→ **Short task**
Write out the whole listing exactly as it stands.

→ **Material**
☆ ☆ ☆ ☆ ☆ ☆ ☆

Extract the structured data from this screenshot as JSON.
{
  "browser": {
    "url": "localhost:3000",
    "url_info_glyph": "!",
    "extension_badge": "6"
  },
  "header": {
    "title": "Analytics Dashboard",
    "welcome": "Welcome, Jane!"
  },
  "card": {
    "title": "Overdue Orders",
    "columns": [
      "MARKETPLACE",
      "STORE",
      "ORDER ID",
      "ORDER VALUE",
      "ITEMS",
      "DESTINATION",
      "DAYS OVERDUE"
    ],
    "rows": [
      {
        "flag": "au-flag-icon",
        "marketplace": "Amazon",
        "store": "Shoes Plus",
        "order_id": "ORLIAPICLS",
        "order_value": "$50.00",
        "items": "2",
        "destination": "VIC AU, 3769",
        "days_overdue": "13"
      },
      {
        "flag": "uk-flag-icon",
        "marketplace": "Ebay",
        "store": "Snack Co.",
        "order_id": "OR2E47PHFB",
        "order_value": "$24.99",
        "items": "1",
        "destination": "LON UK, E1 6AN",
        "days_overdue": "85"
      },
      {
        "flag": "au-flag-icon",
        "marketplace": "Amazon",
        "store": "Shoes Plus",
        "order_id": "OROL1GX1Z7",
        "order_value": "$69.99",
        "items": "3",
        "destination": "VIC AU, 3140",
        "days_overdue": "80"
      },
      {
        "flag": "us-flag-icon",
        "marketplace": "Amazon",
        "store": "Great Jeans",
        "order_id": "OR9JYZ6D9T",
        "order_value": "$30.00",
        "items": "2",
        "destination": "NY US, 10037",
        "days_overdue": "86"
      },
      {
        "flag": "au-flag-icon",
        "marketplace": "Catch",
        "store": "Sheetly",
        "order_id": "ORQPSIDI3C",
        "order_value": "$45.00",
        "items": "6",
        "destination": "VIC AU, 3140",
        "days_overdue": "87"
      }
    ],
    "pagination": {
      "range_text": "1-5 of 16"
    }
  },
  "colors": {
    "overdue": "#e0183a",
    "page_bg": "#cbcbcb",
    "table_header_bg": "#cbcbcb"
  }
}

☆ ☆ ☆ ☆ ☆ ☆ ☆

→ **Problem solution**
Extract the structured data from this screenshot as JSON.
{
  "browser": {
    "url": "localhost:3000",
    "url_info_glyph": "!",
    "extension_badge": "6"
  },
  "header": {
    "title": "Analytics Dashboard",
    "welcome": "Welcome, Jane!"
  },
  "card": {
    "title": "Overdue Orders",
    "columns": [
      "MARKETPLACE",
      "STORE",
      "ORDER ID",
      "ORDER VALUE",
      "ITEMS",
      "DESTINATION",
      "DAYS OVERDUE"
    ],
    "rows": [
      {
        "flag": "au-flag-icon",
        "marketplace": "Amazon",
        "store": "Shoes Plus",
        "order_id": "ORLIAPICLS",
        "order_value": "$50.00",
        "items": "2",
        "destination": "VIC AU, 3769",
        "days_overdue": "13"
      },
      {
        "flag": "uk-flag-icon",
        "marketplace": "Ebay",
        "store": "Snack Co.",
        "order_id": "OR2E47PHFB",
        "order_value": "$24.99",
        "items": "1",
        "destination": "LON UK, E1 6AN",
        "days_overdue": "85"
      },
      {
        "flag": "au-flag-icon",
        "marketplace": "Amazon",
        "store": "Shoes Plus",
        "order_id": "OROL1GX1Z7",
        "order_value": "$69.99",
        "items": "3",
        "destination": "VIC AU, 3140",
        "days_overdue": "80"
      },
      {
        "flag": "us-flag-icon",
        "marketplace": "Amazon",
        "store": "Great Jeans",
        "order_id": "OR9JYZ6D9T",
        "order_value": "$30.00",
        "items": "2",
        "destination": "NY US, 10037",
        "days_overdue": "86"
      },
      {
        "flag": "au-flag-icon",
        "marketplace": "Catch",
        "store": "Sheetly",
        "order_id": "ORQPSIDI3C",
        "order_value": "$45.00",
        "items": "6",
        "destination": "VIC AU, 3140",
        "days_overdue": "87"
      }
    ],
    "pagination": {
      "range_text": "1-5 of 16"
    }
  },
  "colors": {
    "overdue": "#e0183a",
    "page_bg": "#cbcbcb",
    "table_header_bg": "#cbcbcb"
  }
}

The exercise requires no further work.